[Raw records]
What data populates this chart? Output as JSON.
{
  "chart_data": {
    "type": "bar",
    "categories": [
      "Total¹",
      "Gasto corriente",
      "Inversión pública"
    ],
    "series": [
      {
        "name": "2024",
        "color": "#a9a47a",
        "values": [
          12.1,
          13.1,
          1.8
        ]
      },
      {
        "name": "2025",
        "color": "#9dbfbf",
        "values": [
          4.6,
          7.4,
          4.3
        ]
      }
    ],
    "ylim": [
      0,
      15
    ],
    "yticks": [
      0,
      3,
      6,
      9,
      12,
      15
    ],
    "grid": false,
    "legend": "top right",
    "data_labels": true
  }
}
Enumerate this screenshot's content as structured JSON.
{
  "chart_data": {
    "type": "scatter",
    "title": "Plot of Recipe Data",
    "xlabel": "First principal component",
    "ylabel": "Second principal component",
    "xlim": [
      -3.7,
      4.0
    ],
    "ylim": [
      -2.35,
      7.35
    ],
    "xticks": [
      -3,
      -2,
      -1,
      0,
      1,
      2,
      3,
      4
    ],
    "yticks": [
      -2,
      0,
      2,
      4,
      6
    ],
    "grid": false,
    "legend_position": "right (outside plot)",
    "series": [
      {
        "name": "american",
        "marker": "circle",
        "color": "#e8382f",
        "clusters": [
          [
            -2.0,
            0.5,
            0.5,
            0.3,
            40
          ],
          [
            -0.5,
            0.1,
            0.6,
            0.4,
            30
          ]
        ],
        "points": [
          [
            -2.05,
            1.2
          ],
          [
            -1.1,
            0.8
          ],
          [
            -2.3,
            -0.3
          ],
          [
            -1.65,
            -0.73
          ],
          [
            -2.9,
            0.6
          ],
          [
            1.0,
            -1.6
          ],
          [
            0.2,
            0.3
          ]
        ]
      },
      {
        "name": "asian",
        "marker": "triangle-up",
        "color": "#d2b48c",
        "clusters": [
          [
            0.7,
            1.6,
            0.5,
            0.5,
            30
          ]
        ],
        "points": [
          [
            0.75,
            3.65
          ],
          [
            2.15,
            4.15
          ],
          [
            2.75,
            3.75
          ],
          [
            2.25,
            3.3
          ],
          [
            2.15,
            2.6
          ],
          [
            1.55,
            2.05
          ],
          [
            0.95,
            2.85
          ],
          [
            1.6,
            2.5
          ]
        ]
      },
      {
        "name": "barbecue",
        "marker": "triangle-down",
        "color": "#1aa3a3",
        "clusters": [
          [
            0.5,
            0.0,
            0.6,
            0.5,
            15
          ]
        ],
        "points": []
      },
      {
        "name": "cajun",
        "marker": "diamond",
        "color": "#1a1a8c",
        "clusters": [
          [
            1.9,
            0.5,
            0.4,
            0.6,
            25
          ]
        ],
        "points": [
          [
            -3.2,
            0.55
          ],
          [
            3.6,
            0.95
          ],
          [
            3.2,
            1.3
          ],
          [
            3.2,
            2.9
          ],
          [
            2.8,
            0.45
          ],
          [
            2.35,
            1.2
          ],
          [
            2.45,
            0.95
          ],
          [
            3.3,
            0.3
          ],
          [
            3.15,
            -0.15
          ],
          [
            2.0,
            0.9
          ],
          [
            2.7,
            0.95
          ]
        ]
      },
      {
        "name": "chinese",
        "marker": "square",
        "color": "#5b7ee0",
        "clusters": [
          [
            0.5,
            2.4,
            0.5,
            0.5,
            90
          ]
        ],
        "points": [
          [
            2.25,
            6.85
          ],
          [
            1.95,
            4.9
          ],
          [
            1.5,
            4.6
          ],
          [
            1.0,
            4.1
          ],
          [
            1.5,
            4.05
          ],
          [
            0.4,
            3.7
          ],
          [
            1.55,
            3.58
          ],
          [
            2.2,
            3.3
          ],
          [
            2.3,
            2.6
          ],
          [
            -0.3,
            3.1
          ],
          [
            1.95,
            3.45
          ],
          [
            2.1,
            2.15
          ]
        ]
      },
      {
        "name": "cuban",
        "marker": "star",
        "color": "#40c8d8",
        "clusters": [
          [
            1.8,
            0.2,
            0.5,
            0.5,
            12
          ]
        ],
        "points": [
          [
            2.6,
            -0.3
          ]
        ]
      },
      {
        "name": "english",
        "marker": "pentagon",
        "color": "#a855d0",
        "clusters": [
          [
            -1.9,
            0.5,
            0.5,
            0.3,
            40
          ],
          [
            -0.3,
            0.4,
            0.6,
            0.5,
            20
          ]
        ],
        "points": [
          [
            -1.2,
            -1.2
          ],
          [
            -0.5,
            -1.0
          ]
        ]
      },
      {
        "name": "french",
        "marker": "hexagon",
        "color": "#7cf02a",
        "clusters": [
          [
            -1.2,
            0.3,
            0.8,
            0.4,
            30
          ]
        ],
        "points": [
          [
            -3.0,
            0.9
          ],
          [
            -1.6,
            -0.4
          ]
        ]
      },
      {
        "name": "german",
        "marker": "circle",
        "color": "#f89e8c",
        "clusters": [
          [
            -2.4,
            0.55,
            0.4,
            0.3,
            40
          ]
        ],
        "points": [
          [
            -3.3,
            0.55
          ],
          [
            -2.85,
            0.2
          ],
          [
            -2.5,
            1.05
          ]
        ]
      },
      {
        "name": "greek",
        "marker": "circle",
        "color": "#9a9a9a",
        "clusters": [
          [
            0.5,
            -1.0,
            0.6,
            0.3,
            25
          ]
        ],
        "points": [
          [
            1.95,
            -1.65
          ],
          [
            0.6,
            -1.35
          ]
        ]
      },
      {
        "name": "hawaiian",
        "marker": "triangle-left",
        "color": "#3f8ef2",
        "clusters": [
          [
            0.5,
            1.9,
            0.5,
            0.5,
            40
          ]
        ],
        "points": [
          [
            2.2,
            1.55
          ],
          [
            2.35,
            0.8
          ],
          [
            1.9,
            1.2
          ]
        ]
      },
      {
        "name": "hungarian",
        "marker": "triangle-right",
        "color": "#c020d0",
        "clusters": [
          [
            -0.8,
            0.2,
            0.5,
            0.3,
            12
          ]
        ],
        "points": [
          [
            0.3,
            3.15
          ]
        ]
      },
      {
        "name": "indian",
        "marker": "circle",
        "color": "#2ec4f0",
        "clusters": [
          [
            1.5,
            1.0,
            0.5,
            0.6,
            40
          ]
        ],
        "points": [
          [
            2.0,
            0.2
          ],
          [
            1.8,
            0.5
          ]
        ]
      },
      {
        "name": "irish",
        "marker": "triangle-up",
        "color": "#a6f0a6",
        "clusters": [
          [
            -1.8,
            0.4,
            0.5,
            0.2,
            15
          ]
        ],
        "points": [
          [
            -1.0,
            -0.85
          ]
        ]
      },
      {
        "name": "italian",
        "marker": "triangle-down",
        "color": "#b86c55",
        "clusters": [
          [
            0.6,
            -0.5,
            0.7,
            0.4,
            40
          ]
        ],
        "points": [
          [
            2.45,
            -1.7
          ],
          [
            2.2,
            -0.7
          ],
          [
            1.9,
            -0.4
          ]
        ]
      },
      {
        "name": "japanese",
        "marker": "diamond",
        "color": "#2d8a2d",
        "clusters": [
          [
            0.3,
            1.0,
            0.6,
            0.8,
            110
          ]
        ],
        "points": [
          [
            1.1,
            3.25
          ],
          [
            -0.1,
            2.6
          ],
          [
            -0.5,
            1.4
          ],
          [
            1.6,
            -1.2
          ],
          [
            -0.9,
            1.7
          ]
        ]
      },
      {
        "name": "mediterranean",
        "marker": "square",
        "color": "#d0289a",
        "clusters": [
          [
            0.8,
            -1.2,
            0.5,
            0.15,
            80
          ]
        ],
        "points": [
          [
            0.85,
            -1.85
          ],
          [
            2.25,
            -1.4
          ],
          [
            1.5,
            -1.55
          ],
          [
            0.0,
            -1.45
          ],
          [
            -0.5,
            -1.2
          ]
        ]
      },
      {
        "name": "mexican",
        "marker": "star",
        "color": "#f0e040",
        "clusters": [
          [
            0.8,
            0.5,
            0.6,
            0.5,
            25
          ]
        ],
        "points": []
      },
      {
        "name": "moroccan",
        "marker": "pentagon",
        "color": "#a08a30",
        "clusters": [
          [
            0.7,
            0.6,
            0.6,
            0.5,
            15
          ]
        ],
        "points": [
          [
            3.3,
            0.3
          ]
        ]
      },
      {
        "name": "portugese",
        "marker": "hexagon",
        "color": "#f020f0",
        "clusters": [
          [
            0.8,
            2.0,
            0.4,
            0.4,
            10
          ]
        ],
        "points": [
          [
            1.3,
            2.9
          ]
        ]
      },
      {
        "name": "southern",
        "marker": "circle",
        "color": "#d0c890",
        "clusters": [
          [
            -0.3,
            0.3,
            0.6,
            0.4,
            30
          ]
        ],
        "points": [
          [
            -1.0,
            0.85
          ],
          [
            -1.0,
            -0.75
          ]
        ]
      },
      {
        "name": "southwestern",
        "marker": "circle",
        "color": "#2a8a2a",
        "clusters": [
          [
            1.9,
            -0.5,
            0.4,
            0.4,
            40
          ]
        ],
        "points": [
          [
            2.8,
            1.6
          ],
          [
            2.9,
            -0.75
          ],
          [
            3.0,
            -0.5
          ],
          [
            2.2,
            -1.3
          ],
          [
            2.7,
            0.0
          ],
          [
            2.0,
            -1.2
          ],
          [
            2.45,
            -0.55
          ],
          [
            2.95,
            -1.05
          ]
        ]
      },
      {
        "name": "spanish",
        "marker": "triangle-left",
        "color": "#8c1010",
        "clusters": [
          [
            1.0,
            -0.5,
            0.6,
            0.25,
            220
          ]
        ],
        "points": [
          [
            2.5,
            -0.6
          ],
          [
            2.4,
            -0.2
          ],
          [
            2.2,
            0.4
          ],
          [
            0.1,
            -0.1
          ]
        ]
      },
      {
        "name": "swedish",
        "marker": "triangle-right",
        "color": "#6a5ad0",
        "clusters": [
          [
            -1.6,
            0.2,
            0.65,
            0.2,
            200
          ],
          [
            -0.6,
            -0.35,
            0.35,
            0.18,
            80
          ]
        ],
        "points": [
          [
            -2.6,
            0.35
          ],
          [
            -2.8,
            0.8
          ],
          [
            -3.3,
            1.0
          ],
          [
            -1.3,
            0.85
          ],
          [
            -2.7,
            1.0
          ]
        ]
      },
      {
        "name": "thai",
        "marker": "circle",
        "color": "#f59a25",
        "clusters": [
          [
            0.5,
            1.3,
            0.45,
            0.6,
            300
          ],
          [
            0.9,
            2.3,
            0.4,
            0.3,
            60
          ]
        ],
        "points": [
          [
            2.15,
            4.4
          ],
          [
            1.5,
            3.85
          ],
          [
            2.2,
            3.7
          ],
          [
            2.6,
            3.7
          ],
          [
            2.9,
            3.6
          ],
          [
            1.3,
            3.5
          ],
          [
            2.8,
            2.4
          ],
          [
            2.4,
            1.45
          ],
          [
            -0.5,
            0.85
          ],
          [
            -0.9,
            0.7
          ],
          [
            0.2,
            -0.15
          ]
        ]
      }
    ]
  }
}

Problem requirements:
Choose all lines containing the string "right" and copy them out.

Solution:
    "legend": "top right",
    "legend_position": "right (outside plot)",
        "marker": "triangle-right",
        "marker": "triangle-right",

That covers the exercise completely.